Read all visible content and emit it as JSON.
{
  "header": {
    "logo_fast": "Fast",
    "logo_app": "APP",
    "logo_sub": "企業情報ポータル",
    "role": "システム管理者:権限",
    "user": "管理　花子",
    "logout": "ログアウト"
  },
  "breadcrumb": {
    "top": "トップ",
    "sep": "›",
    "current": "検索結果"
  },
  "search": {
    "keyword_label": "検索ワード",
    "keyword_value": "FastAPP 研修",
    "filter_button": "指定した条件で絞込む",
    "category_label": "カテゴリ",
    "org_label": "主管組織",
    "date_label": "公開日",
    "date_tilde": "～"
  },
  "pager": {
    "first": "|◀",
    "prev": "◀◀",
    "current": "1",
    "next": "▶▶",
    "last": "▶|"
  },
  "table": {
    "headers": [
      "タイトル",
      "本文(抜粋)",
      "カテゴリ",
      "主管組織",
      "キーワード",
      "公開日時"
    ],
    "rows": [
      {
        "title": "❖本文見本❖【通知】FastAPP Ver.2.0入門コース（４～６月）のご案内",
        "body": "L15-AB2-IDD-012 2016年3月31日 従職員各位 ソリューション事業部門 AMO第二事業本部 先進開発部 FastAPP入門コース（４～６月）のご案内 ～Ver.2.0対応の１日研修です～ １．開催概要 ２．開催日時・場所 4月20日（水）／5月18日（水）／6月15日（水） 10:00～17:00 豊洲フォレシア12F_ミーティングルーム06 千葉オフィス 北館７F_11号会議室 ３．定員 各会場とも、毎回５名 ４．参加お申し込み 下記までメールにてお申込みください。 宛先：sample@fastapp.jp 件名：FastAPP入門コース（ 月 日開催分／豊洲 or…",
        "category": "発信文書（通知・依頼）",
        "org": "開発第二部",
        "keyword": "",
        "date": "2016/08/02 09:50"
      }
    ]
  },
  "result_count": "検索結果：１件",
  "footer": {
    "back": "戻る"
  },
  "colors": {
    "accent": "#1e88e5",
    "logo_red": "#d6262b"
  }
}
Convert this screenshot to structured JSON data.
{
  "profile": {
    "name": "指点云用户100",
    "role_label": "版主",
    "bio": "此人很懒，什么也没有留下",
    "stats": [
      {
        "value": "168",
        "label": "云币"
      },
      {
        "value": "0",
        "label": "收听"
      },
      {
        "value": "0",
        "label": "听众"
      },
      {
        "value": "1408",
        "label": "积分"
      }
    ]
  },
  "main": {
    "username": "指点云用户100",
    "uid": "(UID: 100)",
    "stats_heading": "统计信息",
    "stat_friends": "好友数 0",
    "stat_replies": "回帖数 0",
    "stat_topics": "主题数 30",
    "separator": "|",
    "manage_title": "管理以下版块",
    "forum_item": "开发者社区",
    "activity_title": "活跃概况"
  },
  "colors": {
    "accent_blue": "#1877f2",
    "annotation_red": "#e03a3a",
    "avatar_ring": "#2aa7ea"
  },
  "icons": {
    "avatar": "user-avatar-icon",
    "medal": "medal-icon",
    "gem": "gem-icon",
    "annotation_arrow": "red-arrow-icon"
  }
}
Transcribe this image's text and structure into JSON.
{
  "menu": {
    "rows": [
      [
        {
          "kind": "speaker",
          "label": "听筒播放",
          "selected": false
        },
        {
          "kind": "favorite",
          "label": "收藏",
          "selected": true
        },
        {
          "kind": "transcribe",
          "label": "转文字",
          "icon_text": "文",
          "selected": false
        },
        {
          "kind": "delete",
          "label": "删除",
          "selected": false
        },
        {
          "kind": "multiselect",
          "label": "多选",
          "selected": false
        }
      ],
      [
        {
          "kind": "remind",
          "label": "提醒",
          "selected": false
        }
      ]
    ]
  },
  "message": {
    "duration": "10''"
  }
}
※
§ **TASK PROMPT**:
Scan the listing above and copy all lines containing the word "のご案内".

§ **WRITTEN REPLY**:
        "title": "❖本文見本❖【通知】FastAPP Ver.2.0入門コース（４～６月）のご案内",
        "body": "L15-AB2-IDD-012 2016年3月31日 従職員各位 ソリューション事業部門 AMO第二事業本部 先進開発部 FastAPP入門コース（４～６月）のご案内 ～Ver.2.0対応の１日研修です～ １．開催概要 ２．開催日時・場所 4月20日（水）／5月18日（水）／6月15日（水） 10:00～17:00 豊洲フォレシア12F_ミーティングルーム06 千葉オフィス 北館７F_11号会議室 ３．定員 各会場とも、毎回５名 ４．参加お申し込み 下記までメールにてお申込みください。 宛先：sample@fastapp.jp 件名：FastAPP入門コース（ 月 日開催分／豊洲 or…",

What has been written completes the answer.